● The task
Reproduce the listing verbatim.

● Records shown
__________

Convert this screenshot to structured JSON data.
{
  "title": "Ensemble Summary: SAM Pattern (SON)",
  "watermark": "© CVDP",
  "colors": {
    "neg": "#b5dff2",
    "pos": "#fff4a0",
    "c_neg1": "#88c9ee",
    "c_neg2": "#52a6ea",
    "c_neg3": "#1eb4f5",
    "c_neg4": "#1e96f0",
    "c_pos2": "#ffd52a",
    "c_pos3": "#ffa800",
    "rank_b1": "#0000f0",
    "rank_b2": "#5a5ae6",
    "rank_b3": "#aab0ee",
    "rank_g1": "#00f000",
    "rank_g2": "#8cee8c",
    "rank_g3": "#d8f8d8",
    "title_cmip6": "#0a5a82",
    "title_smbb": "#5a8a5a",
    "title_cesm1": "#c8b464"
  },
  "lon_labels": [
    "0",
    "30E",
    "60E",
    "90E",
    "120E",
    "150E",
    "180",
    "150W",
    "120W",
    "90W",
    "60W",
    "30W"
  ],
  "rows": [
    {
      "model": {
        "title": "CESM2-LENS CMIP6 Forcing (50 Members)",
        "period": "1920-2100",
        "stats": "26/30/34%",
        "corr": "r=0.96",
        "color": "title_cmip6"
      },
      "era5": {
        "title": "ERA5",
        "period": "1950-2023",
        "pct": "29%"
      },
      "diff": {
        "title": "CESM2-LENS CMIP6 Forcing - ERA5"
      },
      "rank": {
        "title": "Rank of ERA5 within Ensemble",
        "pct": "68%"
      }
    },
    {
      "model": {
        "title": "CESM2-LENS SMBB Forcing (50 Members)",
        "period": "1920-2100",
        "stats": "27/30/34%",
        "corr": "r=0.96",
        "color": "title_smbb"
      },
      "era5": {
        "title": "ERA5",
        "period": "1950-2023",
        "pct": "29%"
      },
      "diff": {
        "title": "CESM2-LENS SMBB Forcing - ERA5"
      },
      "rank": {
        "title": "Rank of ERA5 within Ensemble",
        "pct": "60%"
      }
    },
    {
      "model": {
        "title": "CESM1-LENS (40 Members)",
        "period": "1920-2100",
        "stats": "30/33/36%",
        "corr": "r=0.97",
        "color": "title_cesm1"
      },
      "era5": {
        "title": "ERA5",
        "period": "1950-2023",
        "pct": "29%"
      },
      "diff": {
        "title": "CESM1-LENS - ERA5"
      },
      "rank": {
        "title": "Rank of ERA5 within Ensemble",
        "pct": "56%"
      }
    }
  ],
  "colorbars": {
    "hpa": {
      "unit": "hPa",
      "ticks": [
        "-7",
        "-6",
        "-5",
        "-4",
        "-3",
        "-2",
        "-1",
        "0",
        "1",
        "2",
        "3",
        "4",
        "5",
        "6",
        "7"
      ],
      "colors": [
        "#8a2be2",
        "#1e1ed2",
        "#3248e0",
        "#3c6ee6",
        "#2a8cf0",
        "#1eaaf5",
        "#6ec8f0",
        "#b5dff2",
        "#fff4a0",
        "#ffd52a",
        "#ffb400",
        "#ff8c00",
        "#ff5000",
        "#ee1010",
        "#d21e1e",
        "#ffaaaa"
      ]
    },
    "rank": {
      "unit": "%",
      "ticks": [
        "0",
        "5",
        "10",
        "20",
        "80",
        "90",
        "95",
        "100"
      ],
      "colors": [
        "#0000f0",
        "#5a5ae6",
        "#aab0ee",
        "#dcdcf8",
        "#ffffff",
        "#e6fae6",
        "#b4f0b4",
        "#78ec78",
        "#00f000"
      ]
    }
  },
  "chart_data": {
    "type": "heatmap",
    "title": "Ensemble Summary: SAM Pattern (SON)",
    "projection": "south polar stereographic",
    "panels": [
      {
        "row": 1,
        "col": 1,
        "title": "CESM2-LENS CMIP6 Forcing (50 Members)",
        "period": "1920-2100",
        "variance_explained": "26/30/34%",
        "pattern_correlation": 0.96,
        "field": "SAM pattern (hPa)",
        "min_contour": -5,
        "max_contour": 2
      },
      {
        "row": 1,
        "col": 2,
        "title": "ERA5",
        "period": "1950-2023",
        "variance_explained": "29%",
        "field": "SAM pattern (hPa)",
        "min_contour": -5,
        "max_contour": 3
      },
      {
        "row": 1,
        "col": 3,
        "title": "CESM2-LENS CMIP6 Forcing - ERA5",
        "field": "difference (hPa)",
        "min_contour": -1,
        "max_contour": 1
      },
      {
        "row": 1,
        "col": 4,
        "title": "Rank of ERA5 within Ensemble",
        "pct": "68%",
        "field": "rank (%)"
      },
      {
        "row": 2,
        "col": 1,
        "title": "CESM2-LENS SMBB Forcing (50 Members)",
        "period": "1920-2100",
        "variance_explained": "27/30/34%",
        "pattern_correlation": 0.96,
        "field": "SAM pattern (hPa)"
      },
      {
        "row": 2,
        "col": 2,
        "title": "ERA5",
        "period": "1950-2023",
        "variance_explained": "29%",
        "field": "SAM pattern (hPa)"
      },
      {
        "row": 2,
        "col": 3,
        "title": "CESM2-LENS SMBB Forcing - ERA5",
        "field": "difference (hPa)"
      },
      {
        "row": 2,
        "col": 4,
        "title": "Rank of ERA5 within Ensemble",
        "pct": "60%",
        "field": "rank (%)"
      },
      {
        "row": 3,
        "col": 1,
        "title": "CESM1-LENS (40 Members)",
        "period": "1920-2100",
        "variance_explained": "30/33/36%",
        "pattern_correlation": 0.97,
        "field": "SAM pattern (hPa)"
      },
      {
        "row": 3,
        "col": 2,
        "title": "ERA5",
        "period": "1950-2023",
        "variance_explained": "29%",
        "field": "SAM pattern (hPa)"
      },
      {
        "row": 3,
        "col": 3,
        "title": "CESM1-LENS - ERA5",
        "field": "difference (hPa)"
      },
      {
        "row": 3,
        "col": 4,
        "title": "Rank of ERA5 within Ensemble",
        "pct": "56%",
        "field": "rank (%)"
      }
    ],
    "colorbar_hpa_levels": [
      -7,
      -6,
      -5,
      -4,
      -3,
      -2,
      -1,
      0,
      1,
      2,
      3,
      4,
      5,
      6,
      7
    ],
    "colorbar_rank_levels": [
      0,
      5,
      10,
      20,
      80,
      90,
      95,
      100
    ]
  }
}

__________

● Response for this exercise
Convert this screenshot to structured JSON data.
{
  "title": "Ensemble Summary: SAM Pattern (SON)",
  "watermark": "© CVDP",
  "colors": {
    "neg": "#b5dff2",
    "pos": "#fff4a0",
    "c_neg1": "#88c9ee",
    "c_neg2": "#52a6ea",
    "c_neg3": "#1eb4f5",
    "c_neg4": "#1e96f0",
    "c_pos2": "#ffd52a",
    "c_pos3": "#ffa800",
    "rank_b1": "#0000f0",
    "rank_b2": "#5a5ae6",
    "rank_b3": "#aab0ee",
    "rank_g1": "#00f000",
    "rank_g2": "#8cee8c",
    "rank_g3": "#d8f8d8",
    "title_cmip6": "#0a5a82",
    "title_smbb": "#5a8a5a",
    "title_cesm1": "#c8b464"
  },
  "lon_labels": [
    "0",
    "30E",
    "60E",
    "90E",
    "120E",
    "150E",
    "180",
    "150W",
    "120W",
    "90W",
    "60W",
    "30W"
  ],
  "rows": [
    {
      "model": {
        "title": "CESM2-LENS CMIP6 Forcing (50 Members)",
        "period": "1920-2100",
        "stats": "26/30/34%",
        "corr": "r=0.96",
        "color": "title_cmip6"
      },
      "era5": {
        "title": "ERA5",
        "period": "1950-2023",
        "pct": "29%"
      },
      "diff": {
        "title": "CESM2-LENS CMIP6 Forcing - ERA5"
      },
      "rank": {
        "title": "Rank of ERA5 within Ensemble",
        "pct": "68%"
      }
    },
    {
      "model": {
        "title": "CESM2-LENS SMBB Forcing (50 Members)",
        "period": "1920-2100",
        "stats": "27/30/34%",
        "corr": "r=0.96",
        "color": "title_smbb"
      },
      "era5": {
        "title": "ERA5",
        "period": "1950-2023",
        "pct": "29%"
      },
      "diff": {
        "title": "CESM2-LENS SMBB Forcing - ERA5"
      },
      "rank": {
        "title": "Rank of ERA5 within Ensemble",
        "pct": "60%"
      }
    },
    {
      "model": {
        "title": "CESM1-LENS (40 Members)",
        "period": "1920-2100",
        "stats": "30/33/36%",
        "corr": "r=0.97",
        "color": "title_cesm1"
      },
      "era5": {
        "title": "ERA5",
        "period": "1950-2023",
        "pct": "29%"
      },
      "diff": {
        "title": "CESM1-LENS - ERA5"
      },
      "rank": {
        "title": "Rank of ERA5 within Ensemble",
        "pct": "56%"
      }
    }
  ],
  "colorbars": {
    "hpa": {
      "unit": "hPa",
      "ticks": [
        "-7",
        "-6",
        "-5",
        "-4",
        "-3",
        "-2",
        "-1",
        "0",
        "1",
        "2",
        "3",
        "4",
        "5",
        "6",
        "7"
      ],
      "colors": [
        "#8a2be2",
        "#1e1ed2",
        "#3248e0",
        "#3c6ee6",
        "#2a8cf0",
        "#1eaaf5",
        "#6ec8f0",
        "#b5dff2",
        "#fff4a0",
        "#ffd52a",
        "#ffb400",
        "#ff8c00",
        "#ff5000",
        "#ee1010",
        "#d21e1e",
        "#ffaaaa"
      ]
    },
    "rank": {
      "unit": "%",
      "ticks": [
        "0",
        "5",
        "10",
        "20",
        "80",
        "90",
        "95",
        "100"
      ],
      "colors": [
        "#0000f0",
        "#5a5ae6",
        "#aab0ee",
        "#dcdcf8",
        "#ffffff",
        "#e6fae6",
        "#b4f0b4",
        "#78ec78",
        "#00f000"
      ]
    }
  },
  "chart_data": {
    "type": "heatmap",
    "title": "Ensemble Summary: SAM Pattern (SON)",
    "projection": "south polar stereographic",
    "panels": [
      {
        "row": 1,
        "col": 1,
        "title": "CESM2-LENS CMIP6 Forcing (50 Members)",
        "period": "1920-2100",
        "variance_explained": "26/30/34%",
        "pattern_correlation": 0.96,
        "field": "SAM pattern (hPa)",
        "min_contour": -5,
        "max_contour": 2
      },
      {
        "row": 1,
        "col": 2,
        "title": "ERA5",
        "period": "1950-2023",
        "variance_explained": "29%",
        "field": "SAM pattern (hPa)",
        "min_contour": -5,
        "max_contour": 3
      },
      {
        "row": 1,
        "col": 3,
        "title": "CESM2-LENS CMIP6 Forcing - ERA5",
        "field": "difference (hPa)",
        "min_contour": -1,
        "max_contour": 1
      },
      {
        "row": 1,
        "col": 4,
        "title": "Rank of ERA5 within Ensemble",
        "pct": "68%",
        "field": "rank (%)"
      },
      {
        "row": 2,
        "col": 1,
        "title": "CESM2-LENS SMBB Forcing (50 Members)",
        "period": "1920-2100",
        "variance_explained": "27/30/34%",
        "pattern_correlation": 0.96,
        "field": "SAM pattern (hPa)"
      },
      {
        "row": 2,
        "col": 2,
        "title": "ERA5",
        "period": "1950-2023",
        "variance_explained": "29%",
        "field": "SAM pattern (hPa)"
      },
      {
        "row": 2,
        "col": 3,
        "title": "CESM2-LENS SMBB Forcing - ERA5",
        "field": "difference (hPa)"
      },
      {
        "row": 2,
        "col": 4,
        "title": "Rank of ERA5 within Ensemble",
        "pct": "60%",
        "field": "rank (%)"
      },
      {
        "row": 3,
        "col": 1,
        "title": "CESM1-LENS (40 Members)",
        "period": "1920-2100",
        "variance_explained": "30/33/36%",
        "pattern_correlation": 0.97,
        "field": "SAM pattern (hPa)"
      },
      {
        "row": 3,
        "col": 2,
        "title": "ERA5",
        "period": "1950-2023",
        "variance_explained": "29%",
        "field": "SAM pattern (hPa)"
      },
      {
        "row": 3,
        "col": 3,
        "title": "CESM1-LENS - ERA5",
        "field": "difference (hPa)"
      },
      {
        "row": 3,
        "col": 4,
        "title": "Rank of ERA5 within Ensemble",
        "pct": "56%",
        "field": "rank (%)"
      }
    ],
    "colorbar_hpa_levels": [
      -7,
      -6,
      -5,
      -4,
      -3,
      -2,
      -1,
      0,
      1,
      2,
      3,
      4,
      5,
      6,
      7
    ],
    "colorbar_rank_levels": [
      0,
      5,
      10,
      20,
      80,
      90,
      95,
      100
    ]
  }
}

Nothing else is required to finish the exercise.